TRECHO APRESENTADO =
==*==

Categoria diante da qual boa parte dos prefeitos destas pequenas cidades se
sente inferiorizados intelectualmente, pois quase sempre semianalfabetos ou com
baixíssimo grau de escolaridade, a maioria quando muito tendo terminado apenas
o ensino médio.
Talvez, isto explique,
por exemplo, o discurso de alguns destes políticos que acreditam e alardeiam
que educação se faz com amor ou por amor, sem a necessidade de uma remuneração
digna e a altura do desafio. Para que fazer afagos financeiros a uma categoria
que já é petulante mesmo recebendo o que recebe? Parece ser assim que a maioria
dos prefeitos de nosso país enxerga a nós professores ou nos tem enxergado ao
longo dos anos.
E isto tem levado a um
agravamento da desvalorização social do professor ao longo dos últimos anos. A
profissão tem se tornado extremamente mal vista, sobretudo por conta dos
péssimos salários percebidos pelos professores, em especial se comparado com
profissionais de outras áreas e com o mesmo nível de formação. Isto tem gerado
um ciclo vicioso na profissão, à medida que as licenciaturas têm atraído cada
vez menos alunos, e aqueles que acorrem a elas são de longe os menos
talentosos. Deficiência de recursos humanos. Baixa qualificação, formação
cultural precária. Esta é a realidade de nossas licenciaturas. Mas, isto não é
o mais grave. O mais grave é que a maioria das pessoas que escolhem uma
licenciatura o fazem, na maioria das vezes, por no momento não terem outra
opção. Ou seja, por não conseguirem entrar em outro curso mais “renomado” e com
possibilidade de retorno financeiro maiores ou simplesmente por uma questão de
sobrevivência, não podendo entrar em qualquer outro curso ou não conseguindo um
emprego público bem remunerado, só lhes resta às licenciaturas. Com isto as
licenciaturas vêm perdendo seus melhores quadros, muitas vezes para profissões
não tão importantes e centrais para o país como o é a de professor – um exemplo
disso são os milhares de alunos que se formam todos os anos nas graduações de
Administração e de Direito. E, além do mais, aqueles que se formam nas licenciaturas
o fazem muito mais por uma necessidade, para garantir sua sobrevivência do que
propriamente por escolha ou por prazer em seguir a profissão que escolheram.

==*==

Transcreva, por favor, o trecho sobre a desvalorização do professor na íntegra, sem alterar nada. Os dados não têm nenhum papel nesta tarefa.

==*==

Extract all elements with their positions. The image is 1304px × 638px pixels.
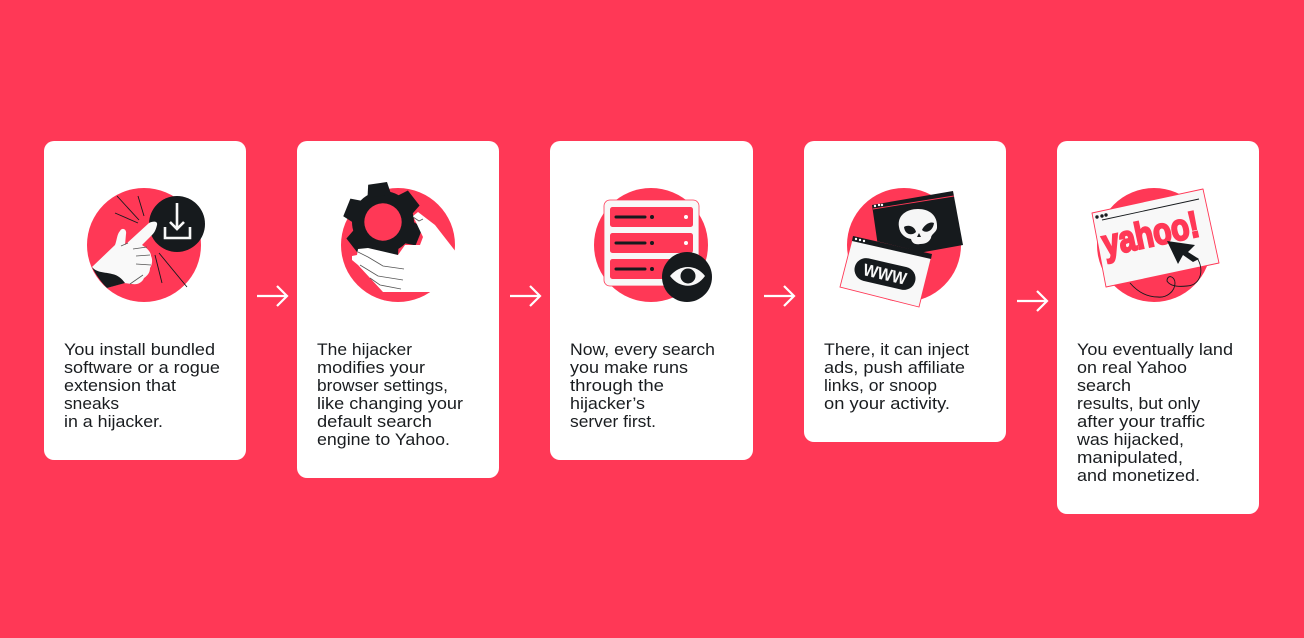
icon: hand holding gear	[341, 182, 458, 302]
text: step 5: manipulated,	[1077, 449, 1183, 467]
text: step 2: browser settings,	[317, 377, 448, 395]
panel: step 3 server	[550, 141, 753, 460]
text: step 1: extension that	[64, 377, 176, 395]
text: step 3: through the	[570, 377, 664, 395]
text: step 1	[64, 341, 220, 431]
icon: hand clicking download	[87, 188, 205, 302]
panel: step 1 install	[44, 141, 246, 460]
text: step 3: hijacker’s	[570, 395, 645, 413]
text: step 4: ads, push affiliate	[824, 359, 965, 377]
text: step 5: You eventually land	[1077, 341, 1233, 359]
arrow: step 2 to 3	[510, 286, 540, 306]
text: step 2: The hijacker	[317, 341, 413, 359]
arrow: step 4 to 5	[1017, 291, 1047, 311]
arrow: step 3 to 4	[764, 286, 794, 306]
text: step 5: and monetized.	[1077, 467, 1200, 485]
icon: yahoo browser window: yahoo!	[1098, 204, 1203, 264]
text: step 3: server first.	[570, 413, 656, 431]
text: step 5: was hijacked,	[1076, 431, 1184, 449]
text: step 3: you make runs	[570, 359, 688, 377]
text: step 2: like changing your	[317, 395, 464, 413]
icon: malicious browser windows: WWW	[861, 260, 909, 289]
panel: step 2 settings	[297, 141, 499, 478]
text: step 5: results, but only	[1077, 395, 1201, 413]
icon: server with eye	[594, 188, 712, 302]
panel: step 5 yahoo	[1057, 141, 1259, 514]
text: step 1: in a hijacker.	[64, 413, 163, 431]
arrow: step 1 to 2	[257, 286, 287, 306]
icon: yahoo browser window	[1092, 188, 1219, 302]
text: step 4: links, or snoop	[824, 377, 937, 395]
text: step 3: Now, every search	[570, 341, 715, 359]
text: step 4: on your activity.	[824, 395, 950, 413]
text: step 1: software or a rogue	[64, 359, 220, 377]
text: step 5: on real Yahoo	[1077, 359, 1187, 377]
text: step 5: after your traffic	[1077, 413, 1205, 431]
text: step 1: You install bundled	[64, 341, 215, 359]
text: step 2: modifies your	[317, 359, 426, 377]
text: step 4	[824, 341, 969, 413]
text: step 4: There, it can inject	[824, 341, 969, 359]
text: step 3	[570, 341, 715, 431]
text: step 5	[1076, 341, 1233, 485]
icon: malicious browser windows	[840, 188, 963, 307]
text: step 2: default search	[317, 413, 432, 431]
text: step 2	[317, 341, 464, 449]
text: step 2: engine to Yahoo.	[317, 431, 450, 449]
text: step 5: search	[1077, 377, 1131, 395]
panel: step 4 inject	[804, 141, 1006, 442]
text: step 1: sneaks	[64, 395, 119, 413]
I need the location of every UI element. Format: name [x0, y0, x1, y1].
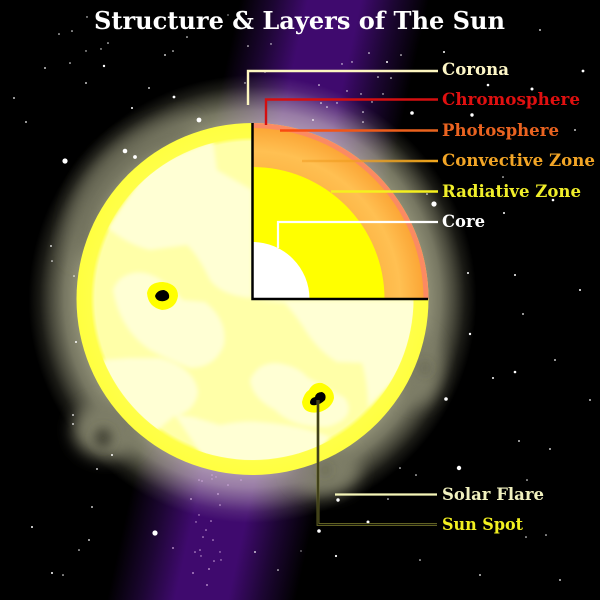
sun surface with outer ring: [76, 123, 428, 475]
label: sun spot: [318, 400, 523, 534]
label: convective zone: Convective Zone: [442, 151, 595, 170]
label: core: [278, 212, 485, 248]
label: sun spot: Sun Spot: [442, 515, 523, 534]
sun spot right: [302, 383, 334, 413]
chromosphere layer: [254, 123, 428, 299]
core layer: [254, 242, 310, 298]
flare centres: [94, 360, 431, 476]
sun: disc: [76, 123, 428, 475]
label: corona: [248, 60, 509, 105]
title: Structure & Layers of The Sun: [94, 6, 505, 35]
label: core: Core: [442, 212, 485, 231]
label: chromosphere: [266, 90, 580, 125]
surface granulation patches: [102, 142, 414, 460]
label: photosphere: Photosphere: [442, 121, 559, 140]
corona glow: [28, 75, 476, 523]
cutaway border: [252, 123, 428, 299]
convective zone layer: [254, 128, 424, 298]
cutaway layers quadrant: [251, 123, 428, 300]
solar flares: [73, 332, 440, 494]
label: corona: Corona: [442, 60, 509, 79]
label: radiative zone: Radiative Zone: [442, 182, 581, 201]
radiative zone layer: [254, 167, 384, 298]
stars in nebula: [172, 474, 242, 586]
label: chromosphere: Chromosphere: [442, 90, 580, 109]
sun spot left: [147, 282, 178, 310]
label: solar flare: Solar Flare: [442, 485, 544, 504]
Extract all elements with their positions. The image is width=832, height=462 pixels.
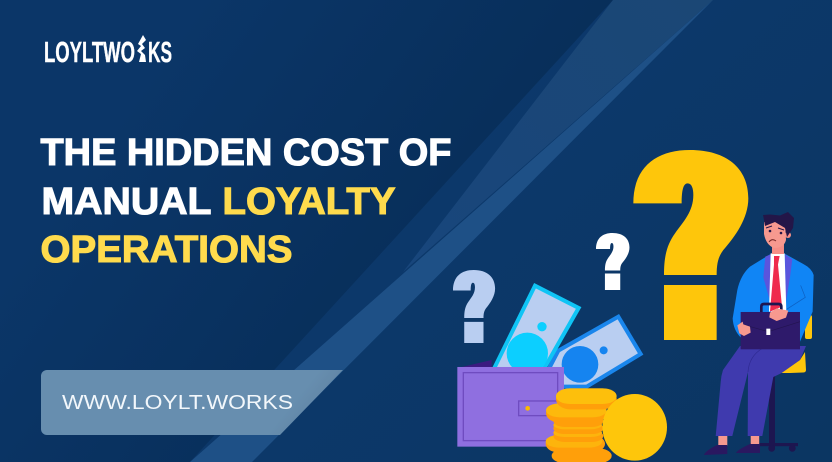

==*==

RESOLUÇÃO DA TAREFA =
Categoria diante da qual boa parte dos prefeitos destas pequenas cidades se
sente inferiorizados intelectualmente, pois quase sempre semianalfabetos ou com
baixíssimo grau de escolaridade, a maioria quando muito tendo terminado apenas
o ensino médio.
Talvez, isto explique,
por exemplo, o discurso de alguns destes políticos que acreditam e alardeiam
que educação se faz com amor ou por amor, sem a necessidade de uma remuneração
digna e a altura do desafio. Para que fazer afagos financeiros a uma categoria
que já é petulante mesmo recebendo o que recebe? Parece ser assim que a maioria
dos prefeitos de nosso país enxerga a nós professores ou nos tem enxergado ao
longo dos anos.
E isto tem levado a um
agravamento da desvalorização social do professor ao longo dos últimos anos. A
profissão tem se tornado extremamente mal vista, sobretudo por conta dos
péssimos salários percebidos pelos professores, em especial se comparado com
profissionais de outras áreas e com o mesmo nível de formação. Isto tem gerado
um ciclo vicioso na profissão, à medida que as licenciaturas têm atraído cada
vez menos alunos, e aqueles que acorrem a elas são de longe os menos
talentosos. Deficiência de recursos humanos. Baixa qualificação, formação
cultural precária. Esta é a realidade de nossas licenciaturas. Mas, isto não é
o mais grave. O mais grave é que a maioria das pessoas que escolhem uma
licenciatura o fazem, na maioria das vezes, por no momento não terem outra
opção. Ou seja, por não conseguirem entrar em outro curso mais “renomado” e com
possibilidade de retorno financeiro maiores ou simplesmente por uma questão de
sobrevivência, não podendo entrar em qualquer outro curso ou não conseguindo um
emprego público bem remunerado, só lhes resta às licenciaturas. Com isto as
licenciaturas vêm perdendo seus melhores quadros, muitas vezes para profissões
não tão importantes e centrais para o país como o é a de professor – um exemplo
disso são os milhares de alunos que se formam todos os anos nas graduações de
Administração e de Direito. E, além do mais, aqueles que se formam nas licenciaturas
o fazem muito mais por uma necessidade, para garantir sua sobrevivência do que
propriamente por escolha ou por prazer em seguir a profissão que escolheram.